* [REQUIREMENTS]
Copy out the records in full, word for word, without pictures.

* [GIVEN RECORDS]
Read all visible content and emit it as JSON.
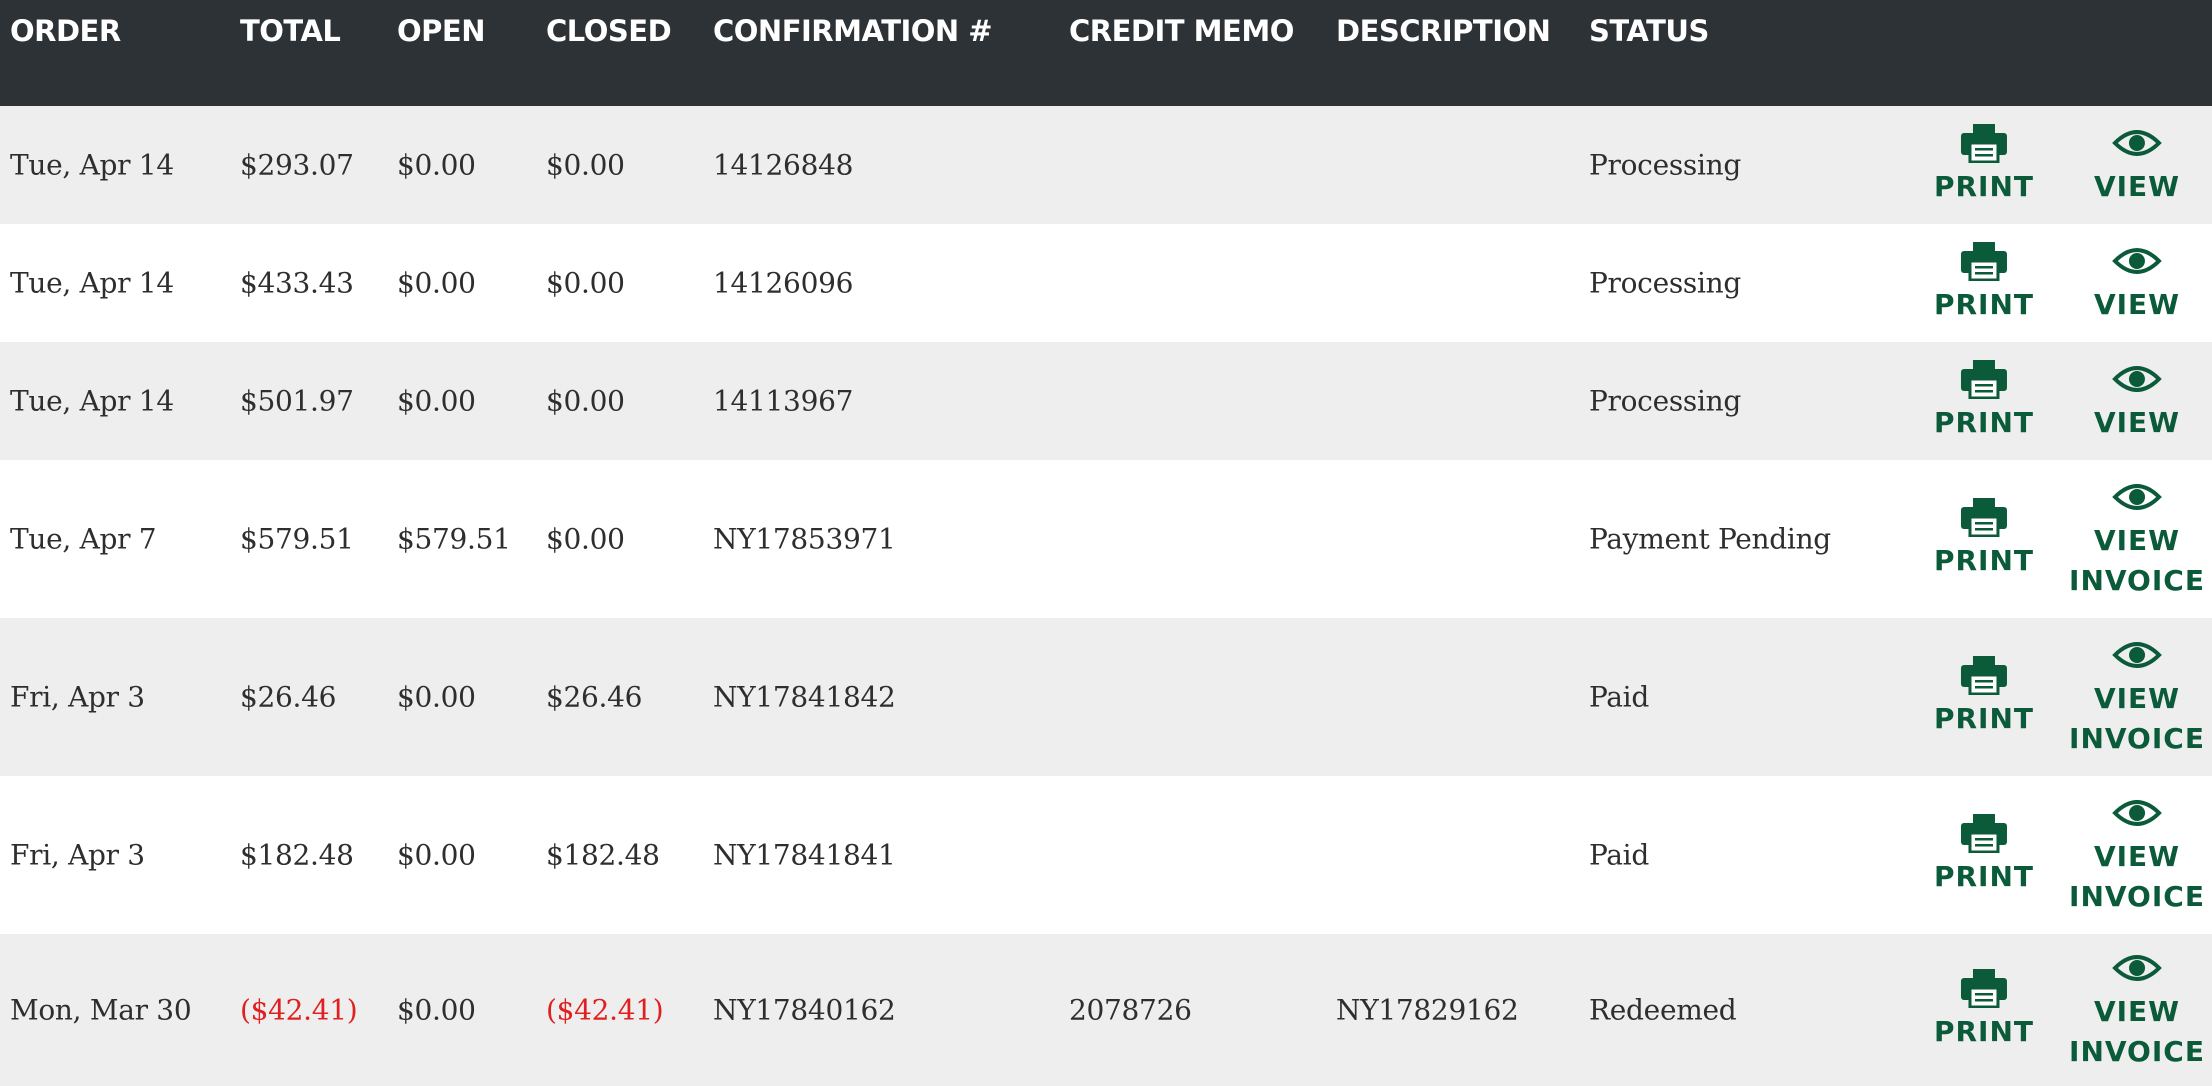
{
  "colors": {
    "header_bg": "#2d3236",
    "row_shaded": "#eeeeee",
    "row_plain": "#ffffff",
    "text": "#2e2e2e",
    "negative": "#e02020",
    "action": "#0b5a3a"
  },
  "table": {
    "headers": {
      "order": "ORDER",
      "total": "TOTAL",
      "open": "OPEN",
      "closed": "CLOSED",
      "confirmation": "CONFIRMATION #",
      "credit_memo": "CREDIT MEMO",
      "description": "DESCRIPTION",
      "status": "STATUS"
    },
    "rows": [
      {
        "order": "Tue, Apr 14",
        "total": "$293.07",
        "open": "$0.00",
        "closed": "$0.00",
        "confirmation": "14126848",
        "credit_memo": "",
        "description": "",
        "status": "Processing",
        "print_label": "PRINT",
        "print_icon": "printer-icon",
        "view_label": "VIEW",
        "view_label_2": "",
        "view_icon": "eye-icon"
      },
      {
        "order": "Tue, Apr 14",
        "total": "$433.43",
        "open": "$0.00",
        "closed": "$0.00",
        "confirmation": "14126096",
        "credit_memo": "",
        "description": "",
        "status": "Processing",
        "print_label": "PRINT",
        "print_icon": "printer-icon",
        "view_label": "VIEW",
        "view_label_2": "",
        "view_icon": "eye-icon"
      },
      {
        "order": "Tue, Apr 14",
        "total": "$501.97",
        "open": "$0.00",
        "closed": "$0.00",
        "confirmation": "14113967",
        "credit_memo": "",
        "description": "",
        "status": "Processing",
        "print_label": "PRINT",
        "print_icon": "printer-icon",
        "view_label": "VIEW",
        "view_label_2": "",
        "view_icon": "eye-icon"
      },
      {
        "order": "Tue, Apr 7",
        "total": "$579.51",
        "open": "$579.51",
        "closed": "$0.00",
        "confirmation": "NY17853971",
        "credit_memo": "",
        "description": "",
        "status": "Payment Pending",
        "print_label": "PRINT",
        "print_icon": "printer-icon",
        "view_label": "VIEW",
        "view_label_2": "INVOICE",
        "view_icon": "eye-icon"
      },
      {
        "order": "Fri, Apr 3",
        "total": "$26.46",
        "open": "$0.00",
        "closed": "$26.46",
        "confirmation": "NY17841842",
        "credit_memo": "",
        "description": "",
        "status": "Paid",
        "print_label": "PRINT",
        "print_icon": "printer-icon",
        "view_label": "VIEW",
        "view_label_2": "INVOICE",
        "view_icon": "eye-icon"
      },
      {
        "order": "Fri, Apr 3",
        "total": "$182.48",
        "open": "$0.00",
        "closed": "$182.48",
        "confirmation": "NY17841841",
        "credit_memo": "",
        "description": "",
        "status": "Paid",
        "print_label": "PRINT",
        "print_icon": "printer-icon",
        "view_label": "VIEW",
        "view_label_2": "INVOICE",
        "view_icon": "eye-icon"
      },
      {
        "order": "Mon, Mar 30",
        "total": "($42.41)",
        "open": "$0.00",
        "closed": "($42.41)",
        "confirmation": "NY17840162",
        "credit_memo": "2078726",
        "description": "NY17829162",
        "status": "Redeemed",
        "print_label": "PRINT",
        "print_icon": "printer-icon",
        "view_label": "VIEW",
        "view_label_2": "INVOICE",
        "view_icon": "eye-icon"
      }
    ]
  }
}
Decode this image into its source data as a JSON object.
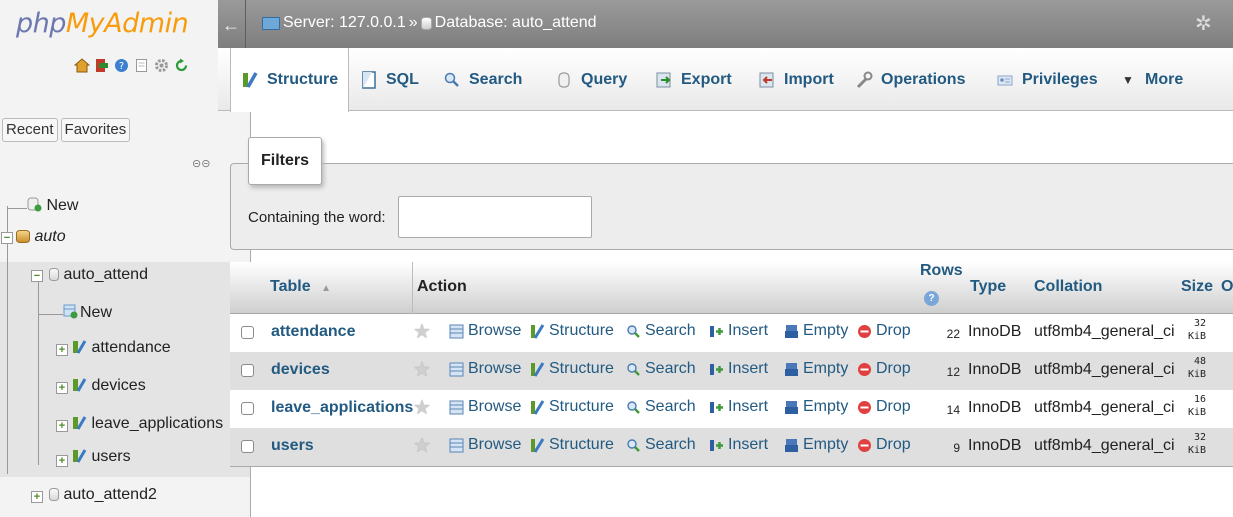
{
  "nav": {
    "logo_php": "php",
    "logo_myadmin": "MyAdmin",
    "icons": [
      "home-icon",
      "exit-icon",
      "help-icon",
      "docs-icon",
      "settings-icon",
      "reload-icon"
    ],
    "recent_label": "Recent",
    "favorites_label": "Favorites",
    "tree": {
      "new_label": "New",
      "server_db": "auto",
      "database": "auto_attend",
      "db_new_label": "New",
      "tables": [
        "attendance",
        "devices",
        "leave_applications",
        "users"
      ],
      "other_database": "auto_attend2"
    }
  },
  "topbar": {
    "server_label": "Server: 127.0.0.1",
    "separator": "»",
    "database_label": "Database: auto_attend"
  },
  "tabs": [
    {
      "label": "Structure",
      "icon": "structure-icon"
    },
    {
      "label": "SQL",
      "icon": "sql-icon"
    },
    {
      "label": "Search",
      "icon": "search-icon"
    },
    {
      "label": "Query",
      "icon": "query-icon"
    },
    {
      "label": "Export",
      "icon": "export-icon"
    },
    {
      "label": "Import",
      "icon": "import-icon"
    },
    {
      "label": "Operations",
      "icon": "operations-icon"
    },
    {
      "label": "Privileges",
      "icon": "privileges-icon"
    },
    {
      "label": "More",
      "icon": "triangle-down-icon"
    }
  ],
  "filters": {
    "legend": "Filters",
    "label": "Containing the word:",
    "value": ""
  },
  "table": {
    "headers": {
      "table": "Table",
      "sort_indicator": "▲",
      "action": "Action",
      "rows": "Rows",
      "type": "Type",
      "collation": "Collation",
      "size": "Size",
      "overhead": "O"
    },
    "actions": [
      "Browse",
      "Structure",
      "Search",
      "Insert",
      "Empty",
      "Drop"
    ],
    "rows": [
      {
        "name": "attendance",
        "rows": "22",
        "type": "InnoDB",
        "collation": "utf8mb4_general_ci",
        "size_value": "32",
        "size_unit": "KiB"
      },
      {
        "name": "devices",
        "rows": "12",
        "type": "InnoDB",
        "collation": "utf8mb4_general_ci",
        "size_value": "48",
        "size_unit": "KiB"
      },
      {
        "name": "leave_applications",
        "rows": "14",
        "type": "InnoDB",
        "collation": "utf8mb4_general_ci",
        "size_value": "16",
        "size_unit": "KiB"
      },
      {
        "name": "users",
        "rows": "9",
        "type": "InnoDB",
        "collation": "utf8mb4_general_ci",
        "size_value": "32",
        "size_unit": "KiB"
      }
    ]
  }
}
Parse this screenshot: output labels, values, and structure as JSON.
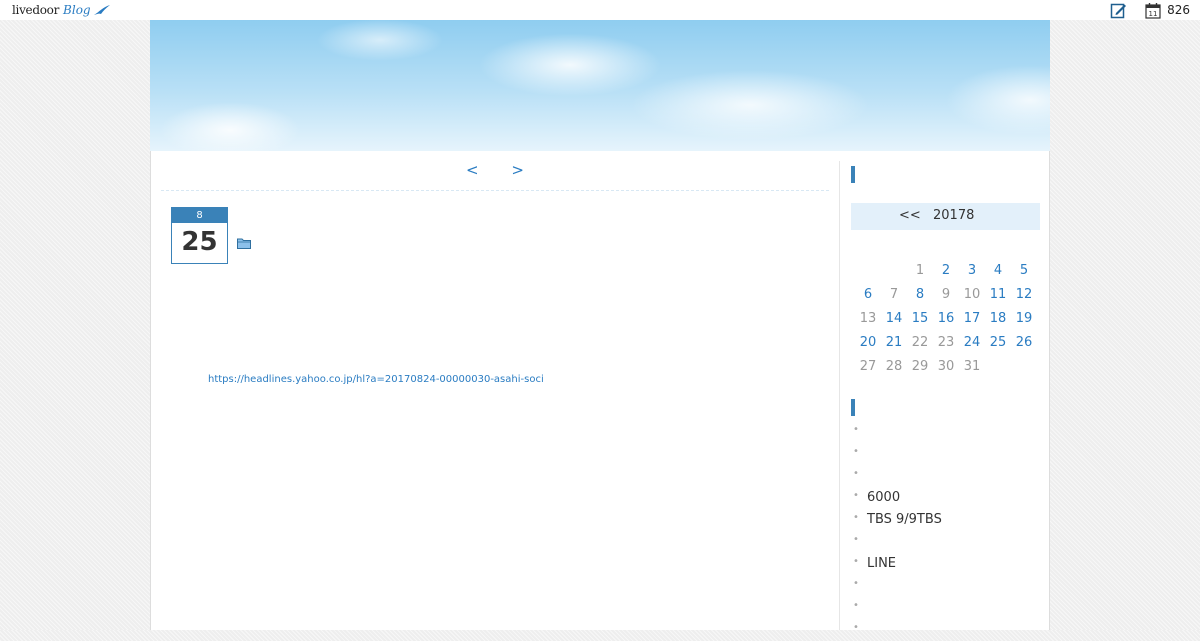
{
  "topbar": {
    "logo_livedoor": "livedoor",
    "logo_blog": "Blog",
    "counter": "826",
    "calendar_icon_day": "11",
    "icons": [
      "edit-icon",
      "calendar-icon"
    ]
  },
  "pager": {
    "prev": "<",
    "next": ">"
  },
  "entry": {
    "month": "8",
    "day": "25",
    "link_text": "https://headlines.yahoo.co.jp/hl?a=20170824-00000030-asahi-soci"
  },
  "sidebar": {
    "calendar": {
      "nav": "<<",
      "title": "20178",
      "weeks": [
        [
          "",
          "",
          "1",
          "2",
          "3",
          "4",
          "5"
        ],
        [
          "6",
          "7",
          "8",
          "9",
          "10",
          "11",
          "12"
        ],
        [
          "13",
          "14",
          "15",
          "16",
          "17",
          "18",
          "19"
        ],
        [
          "20",
          "21",
          "22",
          "23",
          "24",
          "25",
          "26"
        ],
        [
          "27",
          "28",
          "29",
          "30",
          "31",
          "",
          ""
        ]
      ],
      "linked_days": [
        "2",
        "3",
        "4",
        "5",
        "6",
        "8",
        "11",
        "12",
        "14",
        "15",
        "16",
        "17",
        "18",
        "19",
        "20",
        "21",
        "24",
        "25",
        "26"
      ]
    },
    "recent_items": [
      "",
      "",
      "",
      "6000",
      "TBS 9/9TBS",
      "",
      "LINE",
      "",
      "",
      ""
    ]
  },
  "colors": {
    "accent": "#3a82b8",
    "link": "#2a7cc2",
    "calendar_header_bg": "#e3f0fa"
  }
}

* [SOLUTION TO THE EXERCISE]
Read all visible content and emit it as JSON.
{
  "colors": {
    "header_bg": "#2d3236",
    "row_shaded": "#eeeeee",
    "row_plain": "#ffffff",
    "text": "#2e2e2e",
    "negative": "#e02020",
    "action": "#0b5a3a"
  },
  "table": {
    "headers": {
      "order": "ORDER",
      "total": "TOTAL",
      "open": "OPEN",
      "closed": "CLOSED",
      "confirmation": "CONFIRMATION #",
      "credit_memo": "CREDIT MEMO",
      "description": "DESCRIPTION",
      "status": "STATUS"
    },
    "rows": [
      {
        "order": "Tue, Apr 14",
        "total": "$293.07",
        "open": "$0.00",
        "closed": "$0.00",
        "confirmation": "14126848",
        "credit_memo": "",
        "description": "",
        "status": "Processing",
        "print_label": "PRINT",
        "print_icon": "printer-icon",
        "view_label": "VIEW",
        "view_label_2": "",
        "view_icon": "eye-icon"
      },
      {
        "order": "Tue, Apr 14",
        "total": "$433.43",
        "open": "$0.00",
        "closed": "$0.00",
        "confirmation": "14126096",
        "credit_memo": "",
        "description": "",
        "status": "Processing",
        "print_label": "PRINT",
        "print_icon": "printer-icon",
        "view_label": "VIEW",
        "view_label_2": "",
        "view_icon": "eye-icon"
      },
      {
        "order": "Tue, Apr 14",
        "total": "$501.97",
        "open": "$0.00",
        "closed": "$0.00",
        "confirmation": "14113967",
        "credit_memo": "",
        "description": "",
        "status": "Processing",
        "print_label": "PRINT",
        "print_icon": "printer-icon",
        "view_label": "VIEW",
        "view_label_2": "",
        "view_icon": "eye-icon"
      },
      {
        "order": "Tue, Apr 7",
        "total": "$579.51",
        "open": "$579.51",
        "closed": "$0.00",
        "confirmation": "NY17853971",
        "credit_memo": "",
        "description": "",
        "status": "Payment Pending",
        "print_label": "PRINT",
        "print_icon": "printer-icon",
        "view_label": "VIEW",
        "view_label_2": "INVOICE",
        "view_icon": "eye-icon"
      },
      {
        "order": "Fri, Apr 3",
        "total": "$26.46",
        "open": "$0.00",
        "closed": "$26.46",
        "confirmation": "NY17841842",
        "credit_memo": "",
        "description": "",
        "status": "Paid",
        "print_label": "PRINT",
        "print_icon": "printer-icon",
        "view_label": "VIEW",
        "view_label_2": "INVOICE",
        "view_icon": "eye-icon"
      },
      {
        "order": "Fri, Apr 3",
        "total": "$182.48",
        "open": "$0.00",
        "closed": "$182.48",
        "confirmation": "NY17841841",
        "credit_memo": "",
        "description": "",
        "status": "Paid",
        "print_label": "PRINT",
        "print_icon": "printer-icon",
        "view_label": "VIEW",
        "view_label_2": "INVOICE",
        "view_icon": "eye-icon"
      },
      {
        "order": "Mon, Mar 30",
        "total": "($42.41)",
        "open": "$0.00",
        "closed": "($42.41)",
        "confirmation": "NY17840162",
        "credit_memo": "2078726",
        "description": "NY17829162",
        "status": "Redeemed",
        "print_label": "PRINT",
        "print_icon": "printer-icon",
        "view_label": "VIEW",
        "view_label_2": "INVOICE",
        "view_icon": "eye-icon"
      }
    ]
  }
}
Decode this image into its source data as a JSON object.
{
  "nav": {
    "logo_php": "php",
    "logo_myadmin": "MyAdmin",
    "icons": [
      "home-icon",
      "exit-icon",
      "help-icon",
      "docs-icon",
      "settings-icon",
      "reload-icon"
    ],
    "recent_label": "Recent",
    "favorites_label": "Favorites",
    "tree": {
      "new_label": "New",
      "server_db": "auto",
      "database": "auto_attend",
      "db_new_label": "New",
      "tables": [
        "attendance",
        "devices",
        "leave_applications",
        "users"
      ],
      "other_database": "auto_attend2"
    }
  },
  "topbar": {
    "server_label": "Server: 127.0.0.1",
    "separator": "»",
    "database_label": "Database: auto_attend"
  },
  "tabs": [
    {
      "label": "Structure",
      "icon": "structure-icon"
    },
    {
      "label": "SQL",
      "icon": "sql-icon"
    },
    {
      "label": "Search",
      "icon": "search-icon"
    },
    {
      "label": "Query",
      "icon": "query-icon"
    },
    {
      "label": "Export",
      "icon": "export-icon"
    },
    {
      "label": "Import",
      "icon": "import-icon"
    },
    {
      "label": "Operations",
      "icon": "operations-icon"
    },
    {
      "label": "Privileges",
      "icon": "privileges-icon"
    },
    {
      "label": "More",
      "icon": "triangle-down-icon"
    }
  ],
  "filters": {
    "legend": "Filters",
    "label": "Containing the word:",
    "value": ""
  },
  "table": {
    "headers": {
      "table": "Table",
      "sort_indicator": "▲",
      "action": "Action",
      "rows": "Rows",
      "type": "Type",
      "collation": "Collation",
      "size": "Size",
      "overhead": "O"
    },
    "actions": [
      "Browse",
      "Structure",
      "Search",
      "Insert",
      "Empty",
      "Drop"
    ],
    "rows": [
      {
        "name": "attendance",
        "rows": "22",
        "type": "InnoDB",
        "collation": "utf8mb4_general_ci",
        "size_value": "32",
        "size_unit": "KiB"
      },
      {
        "name": "devices",
        "rows": "12",
        "type": "InnoDB",
        "collation": "utf8mb4_general_ci",
        "size_value": "48",
        "size_unit": "KiB"
      },
      {
        "name": "leave_applications",
        "rows": "14",
        "type": "InnoDB",
        "collation": "utf8mb4_general_ci",
        "size_value": "16",
        "size_unit": "KiB"
      },
      {
        "name": "users",
        "rows": "9",
        "type": "InnoDB",
        "collation": "utf8mb4_general_ci",
        "size_value": "32",
        "size_unit": "KiB"
      }
    ]
  }
}
Parse this screenshot: output labels, values, and structure as JSON.
{
  "topbar": {
    "logo_livedoor": "livedoor",
    "logo_blog": "Blog",
    "counter": "826",
    "calendar_icon_day": "11",
    "icons": [
      "edit-icon",
      "calendar-icon"
    ]
  },
  "pager": {
    "prev": "<",
    "next": ">"
  },
  "entry": {
    "month": "8",
    "day": "25",
    "link_text": "https://headlines.yahoo.co.jp/hl?a=20170824-00000030-asahi-soci"
  },
  "sidebar": {
    "calendar": {
      "nav": "<<",
      "title": "20178",
      "weeks": [
        [
          "",
          "",
          "1",
          "2",
          "3",
          "4",
          "5"
        ],
        [
          "6",
          "7",
          "8",
          "9",
          "10",
          "11",
          "12"
        ],
        [
          "13",
          "14",
          "15",
          "16",
          "17",
          "18",
          "19"
        ],
        [
          "20",
          "21",
          "22",
          "23",
          "24",
          "25",
          "26"
        ],
        [
          "27",
          "28",
          "29",
          "30",
          "31",
          "",
          ""
        ]
      ],
      "linked_days": [
        "2",
        "3",
        "4",
        "5",
        "6",
        "8",
        "11",
        "12",
        "14",
        "15",
        "16",
        "17",
        "18",
        "19",
        "20",
        "21",
        "24",
        "25",
        "26"
      ]
    },
    "recent_items": [
      "",
      "",
      "",
      "6000",
      "TBS 9/9TBS",
      "",
      "LINE",
      "",
      "",
      ""
    ]
  },
  "colors": {
    "accent": "#3a82b8",
    "link": "#2a7cc2",
    "calendar_header_bg": "#e3f0fa"
  }
}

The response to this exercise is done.